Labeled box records
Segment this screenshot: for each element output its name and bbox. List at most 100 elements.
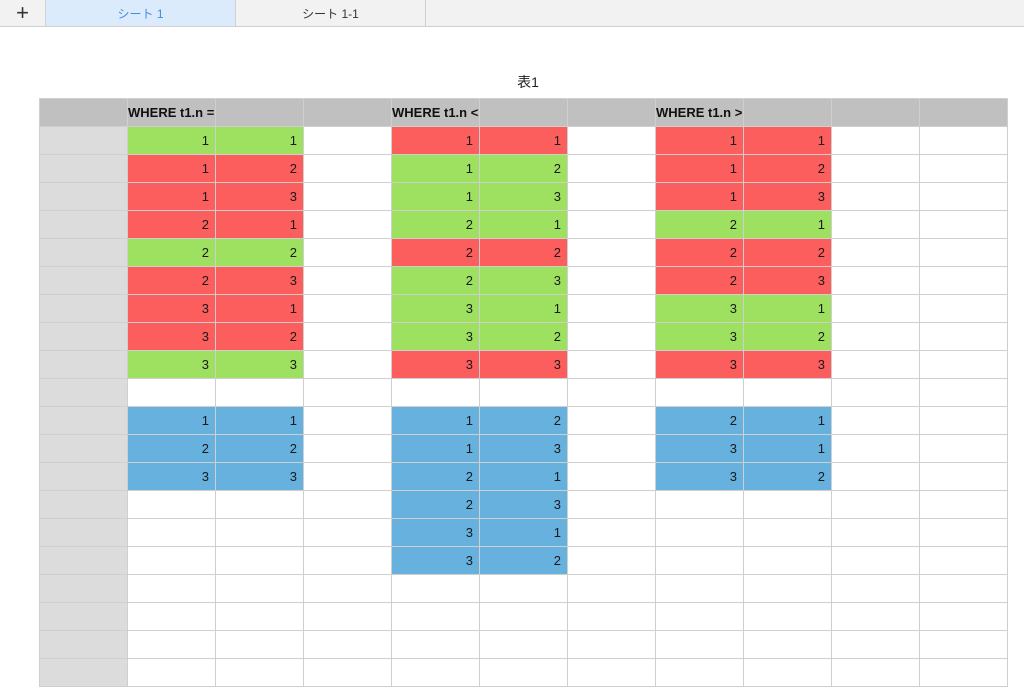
table-cell[interactable] [919,574,1008,603]
table-cell[interactable] [567,462,656,491]
table-cell[interactable] [215,518,304,547]
table-cell[interactable]: 1 [479,294,568,323]
table-cell[interactable]: 1 [479,126,568,155]
table-cell[interactable] [303,406,392,435]
table-cell[interactable] [831,658,920,687]
table-cell[interactable]: 2 [743,462,832,491]
table-cell[interactable] [567,350,656,379]
table-cell[interactable]: 2 [391,210,480,239]
table-cell[interactable] [391,602,480,631]
table-cell[interactable]: 1 [215,126,304,155]
table-cell[interactable]: 3 [479,434,568,463]
table-cell[interactable] [303,490,392,519]
table-cell[interactable] [127,518,216,547]
table-cell[interactable] [303,154,392,183]
table-cell[interactable] [215,490,304,519]
corner-cell[interactable] [39,98,128,127]
header-cell[interactable] [303,98,392,127]
table-cell[interactable] [831,406,920,435]
table-cell[interactable] [919,238,1008,267]
table-cell[interactable] [919,266,1008,295]
table-cell[interactable]: 1 [391,406,480,435]
table-cell[interactable]: 1 [655,126,744,155]
table-cell[interactable]: 1 [655,182,744,211]
table-cell[interactable] [567,602,656,631]
table-cell[interactable] [831,322,920,351]
table-cell[interactable] [919,210,1008,239]
table-cell[interactable]: 1 [215,210,304,239]
table-cell[interactable] [303,658,392,687]
table-cell[interactable] [127,546,216,575]
table-cell[interactable] [919,406,1008,435]
table-cell[interactable] [303,182,392,211]
table-cell[interactable]: 2 [479,154,568,183]
table-cell[interactable]: 2 [479,406,568,435]
table-cell[interactable] [743,518,832,547]
table-cell[interactable] [127,378,216,407]
table-cell[interactable]: 3 [215,266,304,295]
table-cell[interactable] [567,294,656,323]
table-cell[interactable] [831,182,920,211]
table-cell[interactable] [567,126,656,155]
table-cell[interactable] [655,378,744,407]
row-header-cell[interactable] [39,518,128,547]
table-cell[interactable]: 1 [655,154,744,183]
table-cell[interactable]: 3 [479,266,568,295]
table-cell[interactable] [831,602,920,631]
table-cell[interactable] [127,490,216,519]
table-cell[interactable] [567,490,656,519]
table-cell[interactable] [127,630,216,659]
table-cell[interactable] [303,434,392,463]
table-cell[interactable]: 2 [479,546,568,575]
table-cell[interactable]: 3 [479,350,568,379]
table-cell[interactable]: 3 [391,294,480,323]
table-cell[interactable]: 3 [655,350,744,379]
table-cell[interactable]: 2 [743,322,832,351]
header-cell[interactable] [743,98,832,127]
column-header-cell[interactable]: WHERE t1.n <> t2.n [391,98,480,127]
table-cell[interactable]: 3 [743,350,832,379]
table-cell[interactable] [303,630,392,659]
row-header-cell[interactable] [39,238,128,267]
table-cell[interactable] [303,350,392,379]
table-cell[interactable] [919,518,1008,547]
table-cell[interactable] [831,126,920,155]
row-header-cell[interactable] [39,294,128,323]
table-cell[interactable] [831,266,920,295]
table-cell[interactable] [655,630,744,659]
table-cell[interactable] [743,378,832,407]
table-cell[interactable]: 2 [127,266,216,295]
table-cell[interactable]: 3 [127,350,216,379]
table-cell[interactable] [831,378,920,407]
table-cell[interactable] [215,574,304,603]
table-cell[interactable]: 1 [391,126,480,155]
table-cell[interactable] [303,266,392,295]
table-cell[interactable] [831,630,920,659]
table-cell[interactable]: 2 [391,238,480,267]
row-header-cell[interactable] [39,546,128,575]
table-cell[interactable] [831,490,920,519]
table-cell[interactable]: 1 [127,154,216,183]
table-cell[interactable]: 3 [655,434,744,463]
table-cell[interactable] [303,546,392,575]
table-cell[interactable] [567,182,656,211]
header-cell[interactable] [215,98,304,127]
table-cell[interactable] [743,602,832,631]
table-cell[interactable] [215,658,304,687]
table-cell[interactable]: 1 [743,210,832,239]
row-header-cell[interactable] [39,210,128,239]
header-cell[interactable] [567,98,656,127]
table-cell[interactable] [655,602,744,631]
table-cell[interactable] [919,434,1008,463]
table-cell[interactable] [655,574,744,603]
header-cell[interactable] [831,98,920,127]
table-cell[interactable]: 3 [655,294,744,323]
table-cell[interactable]: 3 [391,350,480,379]
table-cell[interactable]: 1 [215,406,304,435]
table-cell[interactable] [215,378,304,407]
table-cell[interactable]: 1 [127,182,216,211]
table-cell[interactable]: 3 [215,182,304,211]
table-cell[interactable] [567,518,656,547]
table-cell[interactable] [303,238,392,267]
table-cell[interactable]: 2 [127,210,216,239]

WHAT YOU WILL DO
Please reproduce every item above word for word, leaving out the pictures.

RESPONSE BELOW
Segment this screenshot: for each element output its name and bbox. List at most 100 elements.
table-cell[interactable] [919,574,1008,603]
table-cell[interactable] [567,462,656,491]
table-cell[interactable] [215,518,304,547]
table-cell[interactable]: 1 [479,294,568,323]
table-cell[interactable]: 1 [479,126,568,155]
table-cell[interactable] [303,406,392,435]
table-cell[interactable] [831,658,920,687]
table-cell[interactable]: 2 [743,462,832,491]
table-cell[interactable] [567,350,656,379]
table-cell[interactable]: 2 [391,210,480,239]
table-cell[interactable] [391,602,480,631]
table-cell[interactable]: 1 [215,126,304,155]
table-cell[interactable]: 3 [479,434,568,463]
table-cell[interactable] [303,490,392,519]
table-cell[interactable] [127,518,216,547]
table-cell[interactable] [303,154,392,183]
table-cell[interactable] [215,490,304,519]
corner-cell[interactable] [39,98,128,127]
header-cell[interactable] [303,98,392,127]
table-cell[interactable] [831,406,920,435]
table-cell[interactable] [919,238,1008,267]
table-cell[interactable] [919,266,1008,295]
table-cell[interactable]: 1 [391,406,480,435]
table-cell[interactable]: 1 [655,126,744,155]
table-cell[interactable]: 1 [655,182,744,211]
table-cell[interactable] [567,602,656,631]
table-cell[interactable] [831,322,920,351]
table-cell[interactable] [919,210,1008,239]
table-cell[interactable]: 1 [215,210,304,239]
table-cell[interactable] [303,658,392,687]
table-cell[interactable] [127,546,216,575]
table-cell[interactable] [919,406,1008,435]
table-cell[interactable] [303,182,392,211]
table-cell[interactable]: 2 [479,154,568,183]
table-cell[interactable]: 2 [479,406,568,435]
table-cell[interactable] [743,518,832,547]
table-cell[interactable] [127,378,216,407]
table-cell[interactable]: 3 [215,266,304,295]
table-cell[interactable] [567,294,656,323]
table-cell[interactable] [831,182,920,211]
table-cell[interactable] [567,126,656,155]
table-cell[interactable] [655,378,744,407]
row-header-cell[interactable] [39,518,128,547]
table-cell[interactable]: 1 [655,154,744,183]
table-cell[interactable]: 3 [479,266,568,295]
table-cell[interactable] [831,602,920,631]
table-cell[interactable] [127,490,216,519]
table-cell[interactable] [567,490,656,519]
table-cell[interactable] [127,630,216,659]
table-cell[interactable] [303,434,392,463]
table-cell[interactable]: 2 [479,546,568,575]
table-cell[interactable]: 3 [479,350,568,379]
table-cell[interactable]: 3 [391,294,480,323]
table-cell[interactable]: 3 [655,350,744,379]
table-cell[interactable]: 2 [743,322,832,351]
header-cell[interactable] [743,98,832,127]
column-header-cell[interactable]: WHERE t1.n <> t2.n [391,98,480,127]
table-cell[interactable]: 3 [743,350,832,379]
table-cell[interactable] [303,630,392,659]
row-header-cell[interactable] [39,238,128,267]
table-cell[interactable] [303,350,392,379]
table-cell[interactable] [919,518,1008,547]
table-cell[interactable] [831,126,920,155]
row-header-cell[interactable] [39,294,128,323]
table-cell[interactable] [831,266,920,295]
table-cell[interactable] [655,630,744,659]
table-cell[interactable] [743,378,832,407]
table-cell[interactable]: 2 [127,266,216,295]
table-cell[interactable]: 3 [127,350,216,379]
table-cell[interactable] [831,378,920,407]
table-cell[interactable] [215,574,304,603]
table-cell[interactable]: 1 [391,126,480,155]
table-cell[interactable] [303,266,392,295]
table-cell[interactable] [831,630,920,659]
table-cell[interactable]: 2 [391,238,480,267]
row-header-cell[interactable] [39,546,128,575]
table-cell[interactable] [831,490,920,519]
table-cell[interactable]: 1 [127,154,216,183]
table-cell[interactable]: 3 [655,434,744,463]
table-cell[interactable] [303,546,392,575]
table-cell[interactable] [567,182,656,211]
header-cell[interactable] [215,98,304,127]
table-cell[interactable] [743,602,832,631]
table-cell[interactable] [215,658,304,687]
table-cell[interactable]: 1 [743,210,832,239]
row-header-cell[interactable] [39,210,128,239]
header-cell[interactable] [567,98,656,127]
table-cell[interactable] [655,602,744,631]
table-cell[interactable] [919,434,1008,463]
table-cell[interactable] [655,574,744,603]
header-cell[interactable] [831,98,920,127]
table-cell[interactable]: 3 [655,294,744,323]
table-cell[interactable]: 3 [391,350,480,379]
table-cell[interactable]: 1 [215,406,304,435]
table-cell[interactable] [215,378,304,407]
table-cell[interactable]: 1 [127,182,216,211]
table-cell[interactable]: 3 [215,182,304,211]
table-cell[interactable] [567,518,656,547]
table-cell[interactable] [303,238,392,267]
table-cell[interactable]: 2 [127,210,216,239]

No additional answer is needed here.